--- Material for the task ---
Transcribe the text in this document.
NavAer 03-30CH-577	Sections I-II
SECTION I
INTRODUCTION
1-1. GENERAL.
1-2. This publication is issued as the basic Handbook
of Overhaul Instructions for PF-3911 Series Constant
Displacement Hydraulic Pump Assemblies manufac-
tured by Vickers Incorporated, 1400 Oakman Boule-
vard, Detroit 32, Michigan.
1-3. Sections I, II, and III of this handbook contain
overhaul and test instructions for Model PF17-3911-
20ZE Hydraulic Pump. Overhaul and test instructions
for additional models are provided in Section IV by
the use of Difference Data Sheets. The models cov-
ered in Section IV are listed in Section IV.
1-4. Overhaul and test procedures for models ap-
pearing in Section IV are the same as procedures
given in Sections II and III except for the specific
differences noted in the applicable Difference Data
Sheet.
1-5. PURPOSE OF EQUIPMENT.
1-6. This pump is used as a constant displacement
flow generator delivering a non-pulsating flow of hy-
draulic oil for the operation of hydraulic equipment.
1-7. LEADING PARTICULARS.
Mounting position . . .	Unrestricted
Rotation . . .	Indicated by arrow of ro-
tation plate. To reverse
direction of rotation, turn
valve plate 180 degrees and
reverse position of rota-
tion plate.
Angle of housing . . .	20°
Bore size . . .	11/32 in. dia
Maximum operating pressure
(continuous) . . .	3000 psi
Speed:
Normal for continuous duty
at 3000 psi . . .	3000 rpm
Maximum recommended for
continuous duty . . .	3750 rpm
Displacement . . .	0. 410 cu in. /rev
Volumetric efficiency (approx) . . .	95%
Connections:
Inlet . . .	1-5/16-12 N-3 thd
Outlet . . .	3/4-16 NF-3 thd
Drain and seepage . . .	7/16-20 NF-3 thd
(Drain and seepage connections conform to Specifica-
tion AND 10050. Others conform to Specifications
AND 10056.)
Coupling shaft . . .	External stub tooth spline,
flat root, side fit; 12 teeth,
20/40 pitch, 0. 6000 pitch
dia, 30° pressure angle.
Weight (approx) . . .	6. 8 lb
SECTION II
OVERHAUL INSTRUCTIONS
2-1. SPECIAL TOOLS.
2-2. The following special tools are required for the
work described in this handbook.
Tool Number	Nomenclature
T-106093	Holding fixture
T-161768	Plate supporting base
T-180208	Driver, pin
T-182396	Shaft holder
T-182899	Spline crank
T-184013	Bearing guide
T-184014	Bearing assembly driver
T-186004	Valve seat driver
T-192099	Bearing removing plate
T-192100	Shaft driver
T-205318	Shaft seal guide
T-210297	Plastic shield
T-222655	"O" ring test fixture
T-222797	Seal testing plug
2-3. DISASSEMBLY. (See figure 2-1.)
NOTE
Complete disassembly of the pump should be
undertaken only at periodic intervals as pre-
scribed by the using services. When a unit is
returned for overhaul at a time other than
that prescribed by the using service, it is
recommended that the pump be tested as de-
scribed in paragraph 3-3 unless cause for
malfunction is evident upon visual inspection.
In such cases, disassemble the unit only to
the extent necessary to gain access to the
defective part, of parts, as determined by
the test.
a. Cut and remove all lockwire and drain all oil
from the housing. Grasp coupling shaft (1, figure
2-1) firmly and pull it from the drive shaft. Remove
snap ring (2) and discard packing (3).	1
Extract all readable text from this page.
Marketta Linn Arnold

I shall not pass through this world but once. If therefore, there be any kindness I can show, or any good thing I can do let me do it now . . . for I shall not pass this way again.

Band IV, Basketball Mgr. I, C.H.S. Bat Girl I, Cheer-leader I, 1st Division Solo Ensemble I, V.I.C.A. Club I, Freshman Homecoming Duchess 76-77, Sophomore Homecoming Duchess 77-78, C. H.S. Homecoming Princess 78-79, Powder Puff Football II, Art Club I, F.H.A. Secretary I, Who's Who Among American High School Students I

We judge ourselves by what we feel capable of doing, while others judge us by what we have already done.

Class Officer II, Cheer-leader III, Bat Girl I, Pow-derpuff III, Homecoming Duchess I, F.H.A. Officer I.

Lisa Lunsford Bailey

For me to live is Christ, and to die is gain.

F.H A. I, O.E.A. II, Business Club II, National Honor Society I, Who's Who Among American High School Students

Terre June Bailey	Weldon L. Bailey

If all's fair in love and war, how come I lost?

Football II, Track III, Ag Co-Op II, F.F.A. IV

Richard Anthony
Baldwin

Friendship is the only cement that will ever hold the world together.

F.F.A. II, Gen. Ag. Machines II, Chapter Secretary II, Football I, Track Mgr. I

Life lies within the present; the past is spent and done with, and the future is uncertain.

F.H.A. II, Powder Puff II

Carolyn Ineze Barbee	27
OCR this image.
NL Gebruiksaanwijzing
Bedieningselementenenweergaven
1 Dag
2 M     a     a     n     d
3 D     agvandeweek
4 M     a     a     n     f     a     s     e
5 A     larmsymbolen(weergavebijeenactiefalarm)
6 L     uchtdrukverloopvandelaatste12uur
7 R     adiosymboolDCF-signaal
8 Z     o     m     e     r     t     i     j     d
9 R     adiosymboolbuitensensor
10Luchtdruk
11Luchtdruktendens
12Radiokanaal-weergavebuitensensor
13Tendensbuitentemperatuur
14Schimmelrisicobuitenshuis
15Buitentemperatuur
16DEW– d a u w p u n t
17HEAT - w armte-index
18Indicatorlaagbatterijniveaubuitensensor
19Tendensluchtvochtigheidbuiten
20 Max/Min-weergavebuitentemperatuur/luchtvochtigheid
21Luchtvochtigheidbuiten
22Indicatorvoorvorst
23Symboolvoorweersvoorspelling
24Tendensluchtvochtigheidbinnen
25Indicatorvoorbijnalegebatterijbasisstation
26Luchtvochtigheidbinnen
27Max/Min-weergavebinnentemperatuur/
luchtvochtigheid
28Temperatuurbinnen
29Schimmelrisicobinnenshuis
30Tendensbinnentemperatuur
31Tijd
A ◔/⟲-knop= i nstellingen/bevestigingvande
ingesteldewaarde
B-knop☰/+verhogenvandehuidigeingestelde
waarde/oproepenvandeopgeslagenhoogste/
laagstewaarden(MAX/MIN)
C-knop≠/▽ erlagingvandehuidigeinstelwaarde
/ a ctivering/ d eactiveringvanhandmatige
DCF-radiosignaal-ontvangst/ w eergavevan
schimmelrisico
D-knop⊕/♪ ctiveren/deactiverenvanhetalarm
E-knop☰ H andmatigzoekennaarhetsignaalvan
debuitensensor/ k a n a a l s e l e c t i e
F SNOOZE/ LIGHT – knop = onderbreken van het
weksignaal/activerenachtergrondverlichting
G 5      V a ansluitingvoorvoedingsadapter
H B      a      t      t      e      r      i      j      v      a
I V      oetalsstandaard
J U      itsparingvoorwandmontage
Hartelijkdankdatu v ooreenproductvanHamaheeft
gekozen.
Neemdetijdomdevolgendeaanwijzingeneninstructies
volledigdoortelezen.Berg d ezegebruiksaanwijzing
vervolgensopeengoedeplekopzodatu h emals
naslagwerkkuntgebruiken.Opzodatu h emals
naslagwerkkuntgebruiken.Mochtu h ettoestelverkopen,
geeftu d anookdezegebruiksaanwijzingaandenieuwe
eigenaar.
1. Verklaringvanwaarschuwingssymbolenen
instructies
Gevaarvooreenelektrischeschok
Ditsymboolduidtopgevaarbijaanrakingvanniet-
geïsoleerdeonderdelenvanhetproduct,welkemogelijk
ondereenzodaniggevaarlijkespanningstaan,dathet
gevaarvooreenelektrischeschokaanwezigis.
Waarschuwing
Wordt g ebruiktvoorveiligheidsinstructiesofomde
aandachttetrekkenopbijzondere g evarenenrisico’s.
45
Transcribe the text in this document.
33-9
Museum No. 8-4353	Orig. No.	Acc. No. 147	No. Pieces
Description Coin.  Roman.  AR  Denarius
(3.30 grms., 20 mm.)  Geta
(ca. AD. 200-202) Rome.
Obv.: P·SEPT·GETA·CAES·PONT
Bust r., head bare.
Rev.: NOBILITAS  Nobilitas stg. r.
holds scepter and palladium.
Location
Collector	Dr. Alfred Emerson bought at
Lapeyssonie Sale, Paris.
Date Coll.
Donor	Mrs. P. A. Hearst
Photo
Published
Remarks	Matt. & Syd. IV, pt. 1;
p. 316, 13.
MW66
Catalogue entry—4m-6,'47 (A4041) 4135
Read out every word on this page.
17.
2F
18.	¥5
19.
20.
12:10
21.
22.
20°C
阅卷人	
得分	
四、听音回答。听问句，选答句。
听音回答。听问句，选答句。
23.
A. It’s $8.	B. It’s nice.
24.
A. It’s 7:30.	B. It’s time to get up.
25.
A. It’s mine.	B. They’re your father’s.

--- Task ---
Reproduce the lines word for word, starting at the one holding "Read out every word on this page." and ending at the final line of the material above.

--- Answer to this problem ---
Read out every word on this page.
17.
2F
18.	¥5
19.
20.
12:10
21.
22.
20°C
阅卷人	
得分	
四、听音回答。听问句，选答句。
听音回答。听问句，选答句。
23.
A. It’s $8.	B. It’s nice.
24.
A. It’s 7:30.	B. It’s time to get up.
25.
A. It’s mine.	B. They’re your father’s.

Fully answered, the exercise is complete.